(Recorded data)
_ _ _

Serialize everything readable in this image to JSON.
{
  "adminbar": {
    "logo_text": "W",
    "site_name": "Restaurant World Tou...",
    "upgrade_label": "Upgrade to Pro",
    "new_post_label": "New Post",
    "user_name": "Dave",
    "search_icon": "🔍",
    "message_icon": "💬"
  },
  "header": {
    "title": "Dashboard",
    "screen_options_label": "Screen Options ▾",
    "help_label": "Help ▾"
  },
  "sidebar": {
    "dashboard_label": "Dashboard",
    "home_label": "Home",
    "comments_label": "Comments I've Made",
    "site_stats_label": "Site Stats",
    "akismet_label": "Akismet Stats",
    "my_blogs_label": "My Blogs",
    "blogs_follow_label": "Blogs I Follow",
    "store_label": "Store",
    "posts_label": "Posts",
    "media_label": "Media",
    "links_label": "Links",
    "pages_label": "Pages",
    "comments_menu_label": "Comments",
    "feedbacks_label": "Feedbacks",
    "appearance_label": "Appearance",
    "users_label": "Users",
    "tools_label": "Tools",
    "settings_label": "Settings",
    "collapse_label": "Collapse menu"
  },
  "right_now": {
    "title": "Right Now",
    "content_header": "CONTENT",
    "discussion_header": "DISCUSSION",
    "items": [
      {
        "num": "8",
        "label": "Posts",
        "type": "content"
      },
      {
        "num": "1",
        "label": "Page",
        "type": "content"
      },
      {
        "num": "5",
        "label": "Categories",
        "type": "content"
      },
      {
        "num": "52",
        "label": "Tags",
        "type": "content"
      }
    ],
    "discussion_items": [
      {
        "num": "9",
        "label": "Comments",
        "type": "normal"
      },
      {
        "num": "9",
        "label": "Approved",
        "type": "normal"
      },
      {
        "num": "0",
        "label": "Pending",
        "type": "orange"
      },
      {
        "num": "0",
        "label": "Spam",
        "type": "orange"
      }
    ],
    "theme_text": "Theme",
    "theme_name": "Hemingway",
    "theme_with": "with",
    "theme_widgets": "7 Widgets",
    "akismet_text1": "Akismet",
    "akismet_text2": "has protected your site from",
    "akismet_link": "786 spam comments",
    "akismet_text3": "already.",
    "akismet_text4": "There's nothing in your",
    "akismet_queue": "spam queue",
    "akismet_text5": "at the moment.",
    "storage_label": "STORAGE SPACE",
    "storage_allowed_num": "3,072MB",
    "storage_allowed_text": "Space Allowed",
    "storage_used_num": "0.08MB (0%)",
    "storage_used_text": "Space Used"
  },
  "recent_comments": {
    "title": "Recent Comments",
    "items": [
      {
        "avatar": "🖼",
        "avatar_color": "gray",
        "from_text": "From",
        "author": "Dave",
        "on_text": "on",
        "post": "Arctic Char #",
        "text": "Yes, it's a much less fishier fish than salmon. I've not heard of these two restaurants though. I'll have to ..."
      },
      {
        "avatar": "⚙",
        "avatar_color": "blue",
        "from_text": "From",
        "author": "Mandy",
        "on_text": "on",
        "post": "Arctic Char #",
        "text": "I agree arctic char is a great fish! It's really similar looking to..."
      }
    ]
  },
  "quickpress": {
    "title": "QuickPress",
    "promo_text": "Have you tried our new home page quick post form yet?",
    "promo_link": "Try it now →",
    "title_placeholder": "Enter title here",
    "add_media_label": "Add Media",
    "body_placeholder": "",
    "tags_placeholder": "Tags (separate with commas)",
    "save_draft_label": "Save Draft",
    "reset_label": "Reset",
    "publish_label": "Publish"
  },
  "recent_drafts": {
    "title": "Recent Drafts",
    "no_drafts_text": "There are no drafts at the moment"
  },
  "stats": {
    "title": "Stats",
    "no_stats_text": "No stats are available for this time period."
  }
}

_ _ _

Copy out each line of the records that holds the string "your".

    "akismet_text2": "has protected your site from",
    "akismet_text4": "There's nothing in your",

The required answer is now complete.